Quote all of the data below exactly, please.

# # # # # # #

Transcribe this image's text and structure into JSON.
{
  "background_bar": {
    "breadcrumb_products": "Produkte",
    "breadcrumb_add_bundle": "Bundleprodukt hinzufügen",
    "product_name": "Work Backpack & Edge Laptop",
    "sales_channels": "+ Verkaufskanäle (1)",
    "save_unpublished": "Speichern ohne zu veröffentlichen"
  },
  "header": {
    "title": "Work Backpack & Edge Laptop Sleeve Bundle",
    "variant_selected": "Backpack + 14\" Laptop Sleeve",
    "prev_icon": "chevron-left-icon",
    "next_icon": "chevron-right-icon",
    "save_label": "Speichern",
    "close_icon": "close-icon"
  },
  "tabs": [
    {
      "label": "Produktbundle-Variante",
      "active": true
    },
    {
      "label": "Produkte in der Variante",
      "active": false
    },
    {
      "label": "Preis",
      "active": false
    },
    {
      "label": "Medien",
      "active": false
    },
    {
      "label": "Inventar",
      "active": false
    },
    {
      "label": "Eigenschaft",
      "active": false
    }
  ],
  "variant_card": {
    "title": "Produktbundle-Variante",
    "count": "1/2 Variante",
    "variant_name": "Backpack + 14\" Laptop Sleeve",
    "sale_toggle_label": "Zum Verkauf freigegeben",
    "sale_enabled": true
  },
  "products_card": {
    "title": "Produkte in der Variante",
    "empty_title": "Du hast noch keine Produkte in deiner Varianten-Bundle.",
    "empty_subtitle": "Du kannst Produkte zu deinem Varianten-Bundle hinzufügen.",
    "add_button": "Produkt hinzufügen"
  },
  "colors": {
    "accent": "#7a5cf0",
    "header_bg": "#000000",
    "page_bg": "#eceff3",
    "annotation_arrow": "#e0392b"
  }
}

# # # # # # #

OUTPUT:
Transcribe this image's text and structure into JSON.
{
  "background_bar": {
    "breadcrumb_products": "Produkte",
    "breadcrumb_add_bundle": "Bundleprodukt hinzufügen",
    "product_name": "Work Backpack & Edge Laptop",
    "sales_channels": "+ Verkaufskanäle (1)",
    "save_unpublished": "Speichern ohne zu veröffentlichen"
  },
  "header": {
    "title": "Work Backpack & Edge Laptop Sleeve Bundle",
    "variant_selected": "Backpack + 14\" Laptop Sleeve",
    "prev_icon": "chevron-left-icon",
    "next_icon": "chevron-right-icon",
    "save_label": "Speichern",
    "close_icon": "close-icon"
  },
  "tabs": [
    {
      "label": "Produktbundle-Variante",
      "active": true
    },
    {
      "label": "Produkte in der Variante",
      "active": false
    },
    {
      "label": "Preis",
      "active": false
    },
    {
      "label": "Medien",
      "active": false
    },
    {
      "label": "Inventar",
      "active": false
    },
    {
      "label": "Eigenschaft",
      "active": false
    }
  ],
  "variant_card": {
    "title": "Produktbundle-Variante",
    "count": "1/2 Variante",
    "variant_name": "Backpack + 14\" Laptop Sleeve",
    "sale_toggle_label": "Zum Verkauf freigegeben",
    "sale_enabled": true
  },
  "products_card": {
    "title": "Produkte in der Variante",
    "empty_title": "Du hast noch keine Produkte in deiner Varianten-Bundle.",
    "empty_subtitle": "Du kannst Produkte zu deinem Varianten-Bundle hinzufügen.",
    "add_button": "Produkt hinzufügen"
  },
  "colors": {
    "accent": "#7a5cf0",
    "header_bg": "#000000",
    "page_bg": "#eceff3",
    "annotation_arrow": "#e0392b"
  }
}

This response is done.